Items from a dataset
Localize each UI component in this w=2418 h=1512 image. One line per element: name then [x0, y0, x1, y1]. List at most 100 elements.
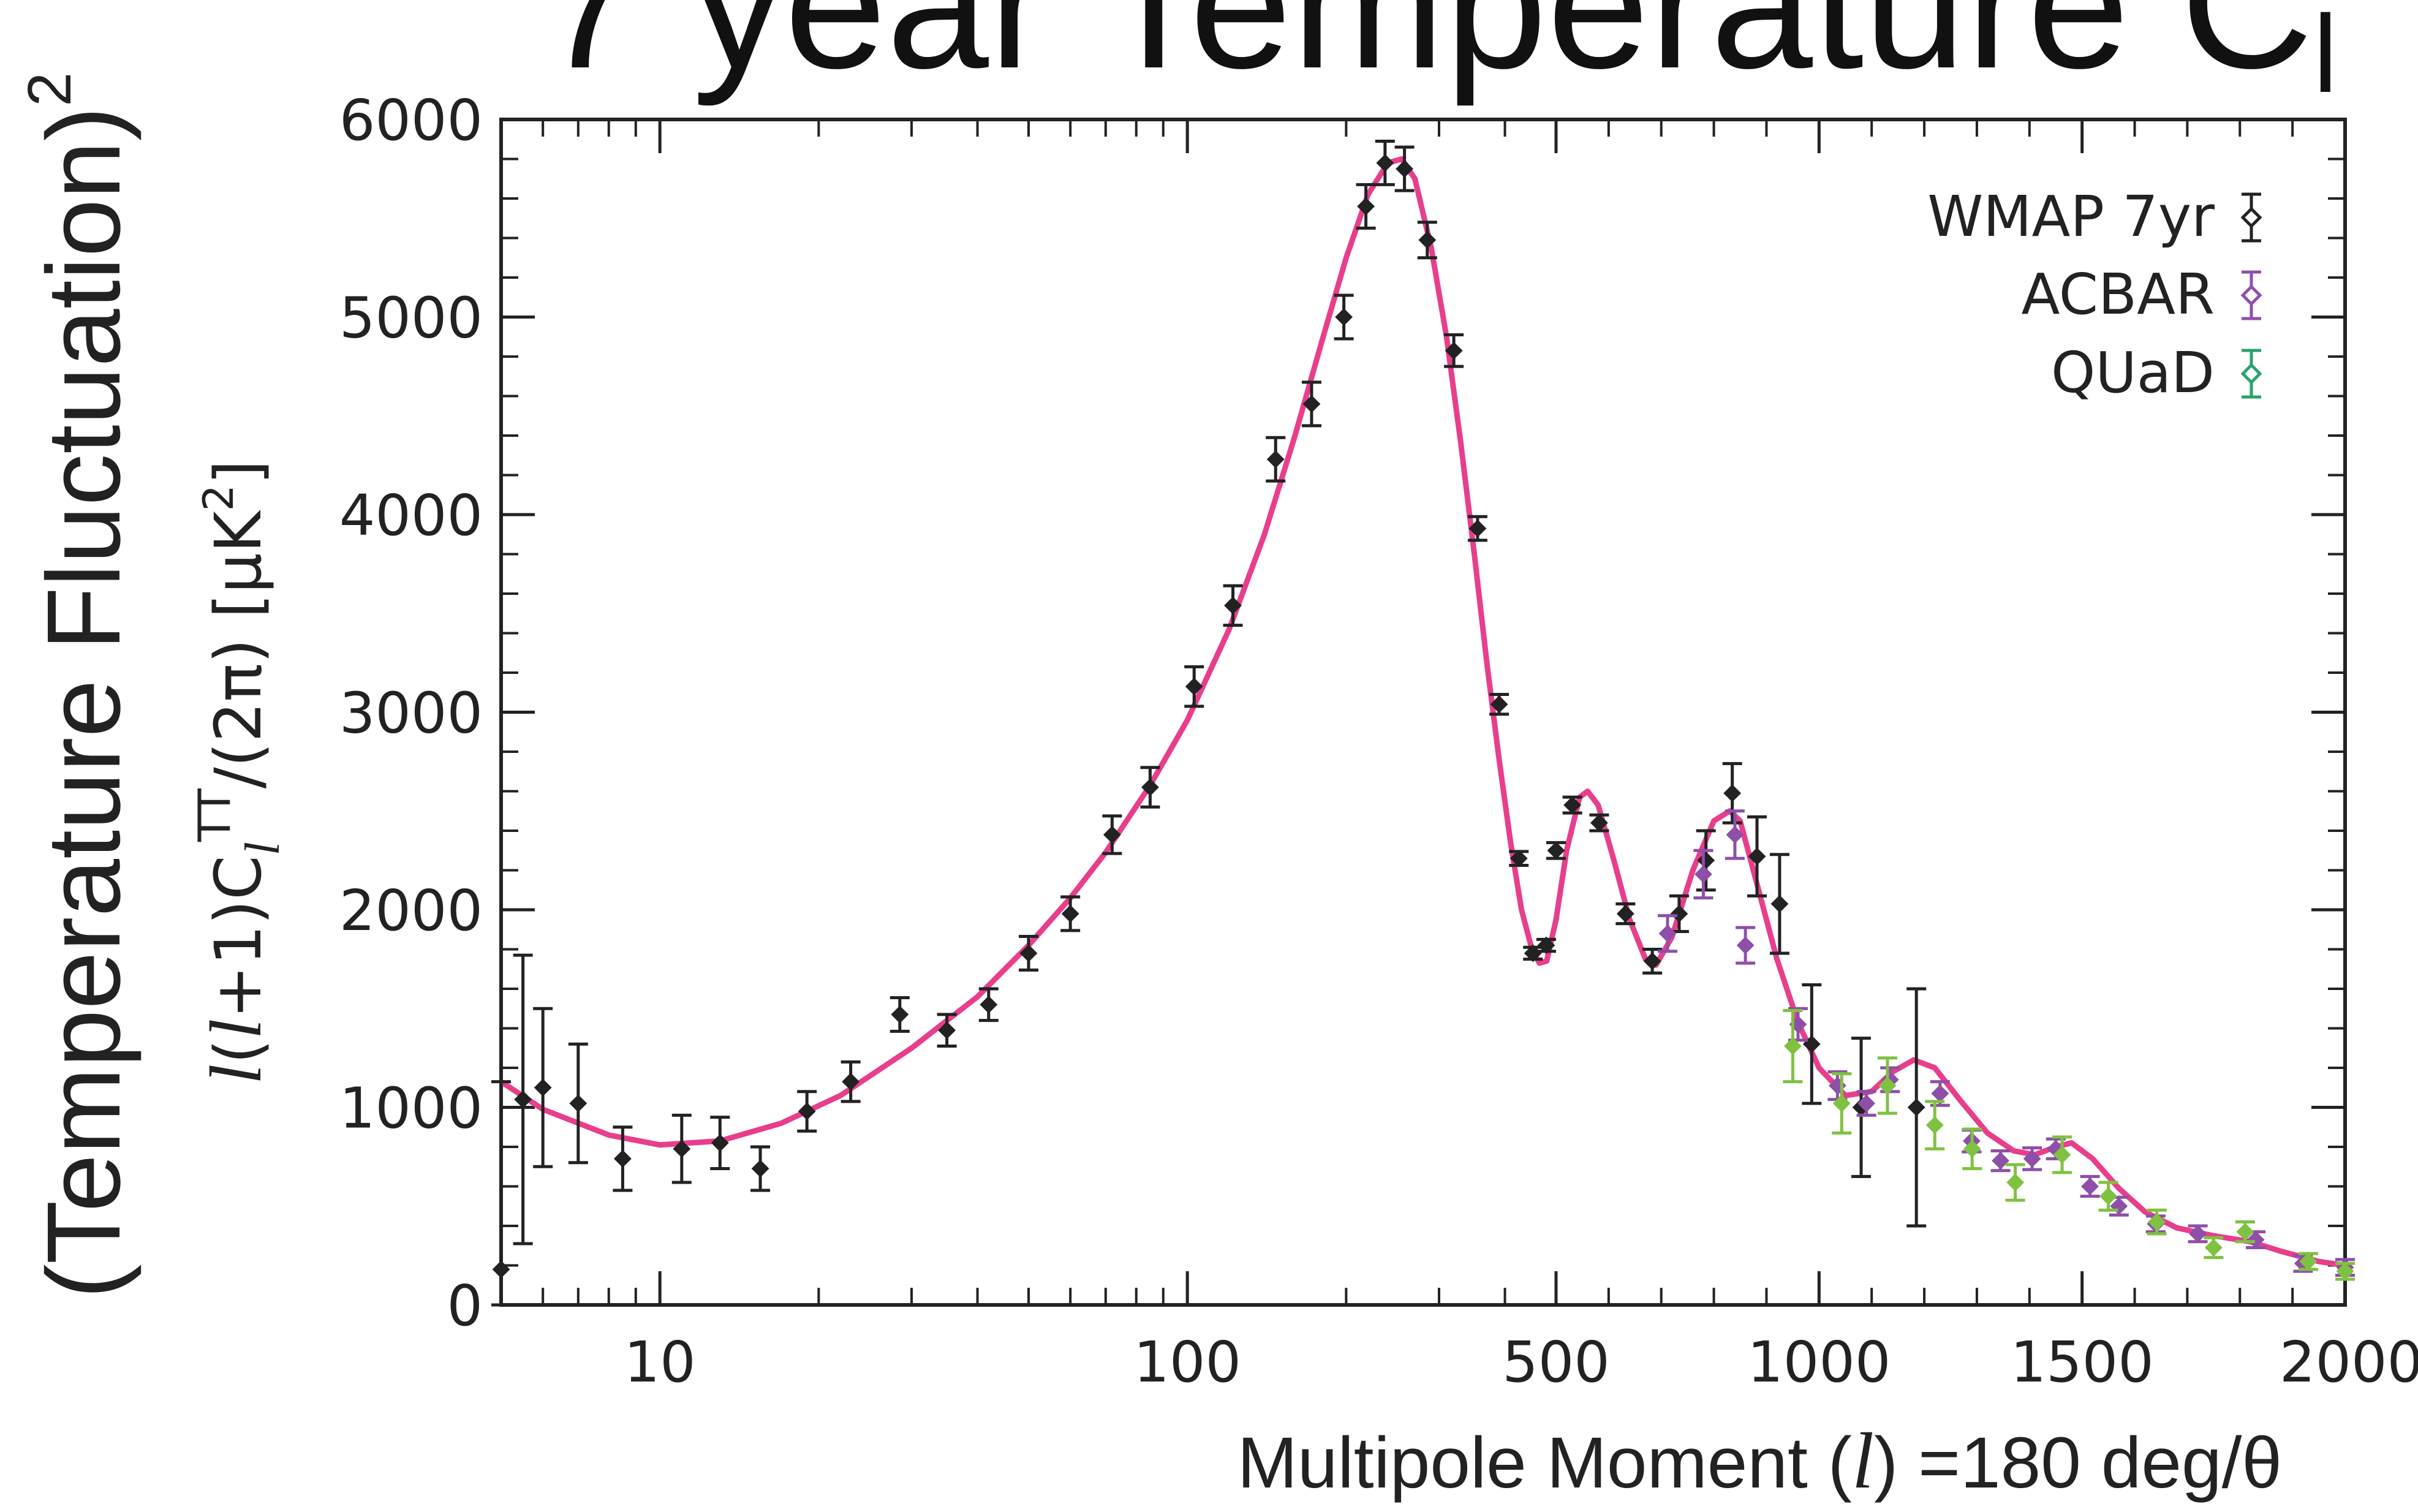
legend-marker-wmap [2240, 192, 2262, 243]
data-marker [2189, 1225, 2207, 1243]
acbar-point [1658, 914, 1678, 953]
data-marker [1396, 160, 1414, 178]
quad-point [2335, 1261, 2355, 1281]
data-marker [2023, 1149, 2041, 1168]
y-axis-label: l(l+1)ClTT/(2π) [μK2] [189, 459, 290, 1084]
y-tick-label: 0 [447, 1273, 483, 1339]
data-marker [2053, 1146, 2071, 1164]
data-marker [1748, 847, 1766, 866]
wmap-point [1060, 895, 1081, 932]
data-marker [2246, 1231, 2265, 1249]
data-marker [2081, 1177, 2099, 1195]
data-marker [1266, 450, 1285, 469]
data-marker [1103, 826, 1121, 844]
x-tick-label: 10 [624, 1329, 696, 1395]
acbar-point [1990, 1149, 2011, 1173]
legend-diamond [2240, 206, 2262, 229]
wmap-point [978, 987, 999, 1022]
wmap-point [841, 1060, 861, 1103]
legend-diamond [2240, 363, 2262, 385]
quad-point [2052, 1135, 2072, 1174]
wmap-point [1417, 221, 1437, 260]
data-marker [711, 1134, 729, 1152]
y-tick-label: 3000 [339, 681, 483, 746]
data-marker [2204, 1239, 2223, 1257]
wmap-point [1489, 692, 1509, 716]
acbar-point [2080, 1174, 2100, 1198]
wmap-point [1334, 293, 1354, 341]
data-marker [842, 1073, 860, 1091]
legend-label-wmap: WMAP 7yr [1927, 184, 2215, 249]
wmap-point [1802, 983, 1822, 1105]
wmap-point [1722, 762, 1742, 825]
theory-curve [499, 156, 2346, 1268]
quad-point [1832, 1072, 1852, 1135]
data-marker [2110, 1197, 2128, 1215]
wmap-point [890, 996, 910, 1033]
data-marker [514, 1091, 532, 1109]
wmap-point [750, 1145, 771, 1192]
data-marker [492, 1260, 510, 1279]
y-axis-ticks: 0 1000 2000 3000 4000 5000 6000 [339, 88, 2345, 1339]
legend-label-quad: QUaD [2051, 340, 2215, 406]
data-marker [1992, 1152, 2009, 1170]
wmap-point [1642, 948, 1663, 975]
data-marker [1590, 814, 1608, 832]
wmap-point [1394, 145, 1415, 192]
data-marker [1723, 784, 1742, 803]
data-marker [1783, 1037, 1802, 1055]
wmap-point [1467, 515, 1487, 542]
data-marker [1335, 308, 1353, 326]
wmap-point [1669, 894, 1689, 933]
data-marker [2336, 1262, 2354, 1280]
wmap-point [1223, 584, 1243, 627]
chart-title-main: 7 year Temperature C [539, 0, 2313, 108]
acbar-point [1736, 926, 1756, 965]
outer-y-axis-label-sup: 2 [15, 72, 84, 107]
y-tick-label: 6000 [339, 88, 483, 153]
data-marker [1925, 1116, 1944, 1134]
data-marker [798, 1102, 816, 1121]
legend-label-acbar: ACBAR [2021, 262, 2215, 327]
x-tick-label: 100 [1133, 1329, 1241, 1395]
y-label-l2: l [195, 1019, 276, 1039]
quad-point [2147, 1208, 2167, 1236]
wmap-point [491, 1080, 511, 1307]
wmap-point [1266, 436, 1286, 483]
x-label-l: l [1852, 1417, 1874, 1505]
wmap-point [613, 1125, 633, 1192]
data-marker [1736, 936, 1755, 954]
wmap-point [568, 1042, 588, 1165]
quad-point [1962, 1127, 1982, 1170]
data-marker [1418, 231, 1437, 249]
wmap-point [1140, 766, 1160, 809]
data-marker [1468, 520, 1487, 537]
data-marker [1509, 849, 1528, 868]
outer-y-axis-label-text: (Temperature Fluctuation) [26, 107, 142, 1299]
y-label-close: ] [201, 459, 276, 485]
y-label-l1: l [195, 1064, 276, 1084]
acbar-point [1856, 1090, 1876, 1117]
data-marker [1302, 395, 1321, 413]
wmap-point [1301, 380, 1321, 428]
data-marker [1019, 944, 1038, 962]
y-tick-label: 1000 [339, 1076, 483, 1141]
wmap-point [1523, 944, 1543, 962]
data-marker [1643, 952, 1661, 970]
quad-point [1783, 1008, 1803, 1084]
legend-markers [2240, 192, 2262, 399]
wmap-point [1589, 813, 1609, 833]
y-label-sup-2: 2 [195, 485, 243, 511]
data-marker [614, 1149, 632, 1168]
data-marker [1141, 778, 1159, 796]
data-marker [1563, 796, 1582, 814]
chart-title: 7 year Temperature Cl [539, 0, 2338, 116]
wmap-point [671, 1113, 692, 1184]
quad-point [2098, 1181, 2118, 1212]
wmap-point [797, 1090, 817, 1133]
acbar-point [1693, 849, 1713, 900]
series-quad [1783, 1008, 2355, 1281]
data-marker [569, 1094, 587, 1113]
wmap-point [1444, 333, 1464, 368]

Brief
Rewrite the whole listing above with every "data-marker" renamed to "point-marker" and nothing else altered. Omit the pictures.

Answer to the problem
Localize each UI component in this w=2418 h=1512 image. One line per element: name then [x0, y0, x1, y1]. List at most 100 elements.
legend-marker-wmap [2240, 192, 2262, 243]
point-marker [2189, 1225, 2207, 1243]
acbar-point [1658, 914, 1678, 953]
point-marker [1396, 160, 1414, 178]
quad-point [2335, 1261, 2355, 1281]
point-marker [2023, 1149, 2041, 1168]
y-axis-label: l(l+1)ClTT/(2π) [μK2] [189, 459, 290, 1084]
y-tick-label: 0 [447, 1273, 483, 1339]
point-marker [2053, 1146, 2071, 1164]
point-marker [1748, 847, 1766, 866]
wmap-point [1060, 895, 1081, 932]
point-marker [2246, 1231, 2265, 1249]
point-marker [2081, 1177, 2099, 1195]
point-marker [1266, 450, 1285, 469]
point-marker [1103, 826, 1121, 844]
x-tick-label: 10 [624, 1329, 696, 1395]
acbar-point [1990, 1149, 2011, 1173]
legend-diamond [2240, 206, 2262, 229]
wmap-point [978, 987, 999, 1022]
wmap-point [841, 1060, 861, 1103]
legend-diamond [2240, 363, 2262, 385]
quad-point [2052, 1135, 2072, 1174]
wmap-point [1417, 221, 1437, 260]
point-marker [711, 1134, 729, 1152]
y-tick-label: 3000 [339, 681, 483, 746]
point-marker [2204, 1239, 2223, 1257]
wmap-point [1489, 692, 1509, 716]
acbar-point [2080, 1174, 2100, 1198]
wmap-point [1334, 293, 1354, 341]
point-marker [842, 1073, 860, 1091]
legend-label-wmap: WMAP 7yr [1927, 184, 2215, 249]
wmap-point [1802, 983, 1822, 1105]
wmap-point [1722, 762, 1742, 825]
theory-curve [499, 156, 2346, 1268]
quad-point [1832, 1072, 1852, 1135]
point-marker [2110, 1197, 2128, 1215]
wmap-point [890, 996, 910, 1033]
point-marker [514, 1091, 532, 1109]
wmap-point [750, 1145, 771, 1192]
point-marker [492, 1260, 510, 1279]
y-axis-ticks: 0 1000 2000 3000 4000 5000 6000 [339, 88, 2345, 1339]
legend-label-quad: QUaD [2051, 340, 2215, 406]
point-marker [1992, 1152, 2009, 1170]
wmap-point [1642, 948, 1663, 975]
point-marker [1590, 814, 1608, 832]
wmap-point [1394, 145, 1415, 192]
point-marker [1723, 784, 1742, 803]
point-marker [1783, 1037, 1802, 1055]
wmap-point [1467, 515, 1487, 542]
point-marker [1335, 308, 1353, 326]
wmap-point [1669, 894, 1689, 933]
point-marker [2336, 1262, 2354, 1280]
wmap-point [1223, 584, 1243, 627]
chart-title-main: 7 year Temperature C [539, 0, 2313, 108]
acbar-point [1736, 926, 1756, 965]
outer-y-axis-label-sup: 2 [15, 72, 84, 107]
y-tick-label: 6000 [339, 88, 483, 153]
point-marker [1925, 1116, 1944, 1134]
point-marker [798, 1102, 816, 1121]
legend-label-acbar: ACBAR [2021, 262, 2215, 327]
x-tick-label: 100 [1133, 1329, 1241, 1395]
y-label-l2: l [195, 1019, 276, 1039]
quad-point [2147, 1208, 2167, 1236]
wmap-point [491, 1080, 511, 1307]
wmap-point [1266, 436, 1286, 483]
x-label-l: l [1852, 1417, 1874, 1505]
wmap-point [613, 1125, 633, 1192]
point-marker [1736, 936, 1755, 954]
wmap-point [568, 1042, 588, 1165]
quad-point [1962, 1127, 1982, 1170]
point-marker [1418, 231, 1437, 249]
wmap-point [1140, 766, 1160, 809]
point-marker [1468, 520, 1487, 537]
point-marker [1509, 849, 1528, 868]
outer-y-axis-label-text: (Temperature Fluctuation) [26, 107, 142, 1299]
y-label-close: ] [201, 459, 276, 485]
y-label-l1: l [195, 1064, 276, 1084]
acbar-point [1856, 1090, 1876, 1117]
point-marker [1302, 395, 1321, 413]
wmap-point [1301, 380, 1321, 428]
point-marker [1019, 944, 1038, 962]
y-tick-label: 1000 [339, 1076, 483, 1141]
wmap-point [1523, 944, 1543, 962]
point-marker [1643, 952, 1661, 970]
quad-point [1783, 1008, 1803, 1084]
legend-markers [2240, 192, 2262, 399]
wmap-point [1589, 813, 1609, 833]
y-label-sup-2: 2 [195, 485, 243, 511]
point-marker [614, 1149, 632, 1168]
point-marker [1141, 778, 1159, 796]
point-marker [1563, 796, 1582, 814]
chart-title: 7 year Temperature Cl [539, 0, 2338, 116]
wmap-point [671, 1113, 692, 1184]
quad-point [2098, 1181, 2118, 1212]
wmap-point [797, 1090, 817, 1133]
acbar-point [1693, 849, 1713, 900]
series-quad [1783, 1008, 2355, 1281]
point-marker [569, 1094, 587, 1113]
wmap-point [1444, 333, 1464, 368]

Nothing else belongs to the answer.